• _WORK TO DO_
Give the entries again exactly, every one of them.

[Rows from a dataset]
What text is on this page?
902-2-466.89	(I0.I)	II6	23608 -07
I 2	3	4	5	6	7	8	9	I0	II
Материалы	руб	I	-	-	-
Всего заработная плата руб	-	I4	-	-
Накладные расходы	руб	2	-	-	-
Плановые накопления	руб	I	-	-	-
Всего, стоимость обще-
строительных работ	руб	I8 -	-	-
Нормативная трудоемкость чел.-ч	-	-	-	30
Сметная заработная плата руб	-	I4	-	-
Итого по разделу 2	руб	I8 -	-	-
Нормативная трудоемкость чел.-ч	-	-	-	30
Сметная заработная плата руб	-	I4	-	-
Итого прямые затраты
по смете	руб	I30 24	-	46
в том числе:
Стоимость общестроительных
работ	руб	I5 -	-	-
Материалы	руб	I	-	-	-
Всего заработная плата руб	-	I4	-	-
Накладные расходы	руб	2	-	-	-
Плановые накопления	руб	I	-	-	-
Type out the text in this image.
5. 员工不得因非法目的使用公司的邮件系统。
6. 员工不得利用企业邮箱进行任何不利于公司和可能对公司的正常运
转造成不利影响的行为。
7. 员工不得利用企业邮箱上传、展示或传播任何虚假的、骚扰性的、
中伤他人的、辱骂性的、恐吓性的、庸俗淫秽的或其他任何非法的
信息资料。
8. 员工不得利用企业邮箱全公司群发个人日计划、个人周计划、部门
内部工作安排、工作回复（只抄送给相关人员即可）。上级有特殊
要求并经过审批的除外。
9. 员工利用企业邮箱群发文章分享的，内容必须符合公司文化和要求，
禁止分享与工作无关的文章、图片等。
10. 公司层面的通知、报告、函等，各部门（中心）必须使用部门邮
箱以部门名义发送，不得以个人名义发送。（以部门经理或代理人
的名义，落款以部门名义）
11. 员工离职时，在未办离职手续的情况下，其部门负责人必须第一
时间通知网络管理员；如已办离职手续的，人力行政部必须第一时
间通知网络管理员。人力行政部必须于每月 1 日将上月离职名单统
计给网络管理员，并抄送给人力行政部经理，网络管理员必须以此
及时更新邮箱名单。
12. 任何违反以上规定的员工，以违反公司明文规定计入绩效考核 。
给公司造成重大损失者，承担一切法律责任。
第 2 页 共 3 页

• _THE RESPONSE_
What text is on this page?
902-2-466.89	(I0.I)	II6	23608 -07
I 2	3	4	5	6	7	8	9	I0	II
Материалы	руб	I	-	-	-
Всего заработная плата руб	-	I4	-	-
Накладные расходы	руб	2	-	-	-
Плановые накопления	руб	I	-	-	-
Всего, стоимость обще-
строительных работ	руб	I8 -	-	-
Нормативная трудоемкость чел.-ч	-	-	-	30
Сметная заработная плата руб	-	I4	-	-
Итого по разделу 2	руб	I8 -	-	-
Нормативная трудоемкость чел.-ч	-	-	-	30
Сметная заработная плата руб	-	I4	-	-
Итого прямые затраты
по смете	руб	I30 24	-	46
в том числе:
Стоимость общестроительных
работ	руб	I5 -	-	-
Материалы	руб	I	-	-	-
Всего заработная плата руб	-	I4	-	-
Накладные расходы	руб	2	-	-	-
Плановые накопления	руб	I	-	-	-
Type out the text in this image.
5. 员工不得因非法目的使用公司的邮件系统。
6. 员工不得利用企业邮箱进行任何不利于公司和可能对公司的正常运
转造成不利影响的行为。
7. 员工不得利用企业邮箱上传、展示或传播任何虚假的、骚扰性的、
中伤他人的、辱骂性的、恐吓性的、庸俗淫秽的或其他任何非法的
信息资料。
8. 员工不得利用企业邮箱全公司群发个人日计划、个人周计划、部门
内部工作安排、工作回复（只抄送给相关人员即可）。上级有特殊
要求并经过审批的除外。
9. 员工利用企业邮箱群发文章分享的，内容必须符合公司文化和要求，
禁止分享与工作无关的文章、图片等。
10. 公司层面的通知、报告、函等，各部门（中心）必须使用部门邮
箱以部门名义发送，不得以个人名义发送。（以部门经理或代理人
的名义，落款以部门名义）
11. 员工离职时，在未办离职手续的情况下，其部门负责人必须第一
时间通知网络管理员；如已办离职手续的，人力行政部必须第一时
间通知网络管理员。人力行政部必须于每月 1 日将上月离职名单统
计给网络管理员，并抄送给人力行政部经理，网络管理员必须以此
及时更新邮箱名单。
12. 任何违反以上规定的员工，以违反公司明文规定计入绩效考核 。
给公司造成重大损失者，承担一切法律责任。
第 2 页 共 3 页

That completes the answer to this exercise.